[Excerpts from a figure dataset]:
-------

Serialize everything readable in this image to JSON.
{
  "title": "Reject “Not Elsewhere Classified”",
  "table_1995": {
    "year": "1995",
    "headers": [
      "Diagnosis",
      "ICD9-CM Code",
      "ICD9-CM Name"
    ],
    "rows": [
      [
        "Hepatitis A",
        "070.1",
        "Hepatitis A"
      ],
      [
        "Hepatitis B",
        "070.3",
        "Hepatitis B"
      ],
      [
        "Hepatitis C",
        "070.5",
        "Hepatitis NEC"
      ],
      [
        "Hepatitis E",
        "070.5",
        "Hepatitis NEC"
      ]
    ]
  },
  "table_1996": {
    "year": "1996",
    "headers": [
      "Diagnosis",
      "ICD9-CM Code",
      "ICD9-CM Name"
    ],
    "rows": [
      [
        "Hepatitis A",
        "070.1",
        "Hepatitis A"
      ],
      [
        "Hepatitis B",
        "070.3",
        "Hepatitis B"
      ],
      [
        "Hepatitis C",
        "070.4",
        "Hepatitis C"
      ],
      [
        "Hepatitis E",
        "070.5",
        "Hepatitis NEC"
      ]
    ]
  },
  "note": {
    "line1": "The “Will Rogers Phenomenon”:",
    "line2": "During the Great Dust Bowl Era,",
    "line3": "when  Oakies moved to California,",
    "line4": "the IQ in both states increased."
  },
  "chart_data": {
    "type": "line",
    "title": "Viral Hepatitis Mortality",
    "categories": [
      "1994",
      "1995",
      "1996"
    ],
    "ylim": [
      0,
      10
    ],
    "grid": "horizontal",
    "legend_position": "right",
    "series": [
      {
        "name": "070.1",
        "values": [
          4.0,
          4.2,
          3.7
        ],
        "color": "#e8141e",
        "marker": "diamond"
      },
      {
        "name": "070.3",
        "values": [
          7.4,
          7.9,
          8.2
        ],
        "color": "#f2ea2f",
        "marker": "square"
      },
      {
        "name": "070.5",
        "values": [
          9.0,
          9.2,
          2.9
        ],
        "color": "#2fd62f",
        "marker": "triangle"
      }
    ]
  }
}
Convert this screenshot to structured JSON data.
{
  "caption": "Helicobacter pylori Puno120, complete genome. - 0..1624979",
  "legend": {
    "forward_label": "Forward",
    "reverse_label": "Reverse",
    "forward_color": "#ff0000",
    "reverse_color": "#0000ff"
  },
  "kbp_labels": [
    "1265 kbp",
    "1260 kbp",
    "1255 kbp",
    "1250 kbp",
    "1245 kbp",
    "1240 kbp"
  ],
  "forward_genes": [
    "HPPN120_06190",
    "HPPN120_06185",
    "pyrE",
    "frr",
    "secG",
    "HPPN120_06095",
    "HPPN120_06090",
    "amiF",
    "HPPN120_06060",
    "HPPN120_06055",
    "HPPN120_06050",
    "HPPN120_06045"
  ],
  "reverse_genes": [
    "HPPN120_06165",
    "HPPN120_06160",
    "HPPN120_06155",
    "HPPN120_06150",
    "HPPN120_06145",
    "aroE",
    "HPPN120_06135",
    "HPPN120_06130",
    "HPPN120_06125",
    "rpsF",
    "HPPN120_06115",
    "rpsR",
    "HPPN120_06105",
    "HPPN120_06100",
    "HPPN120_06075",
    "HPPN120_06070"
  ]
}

-------

[ASSIGNED TASK]:
Find how many lines of the entries include the word "this". The number is the entire reply.

[EXERCISE RESPONSE]:
2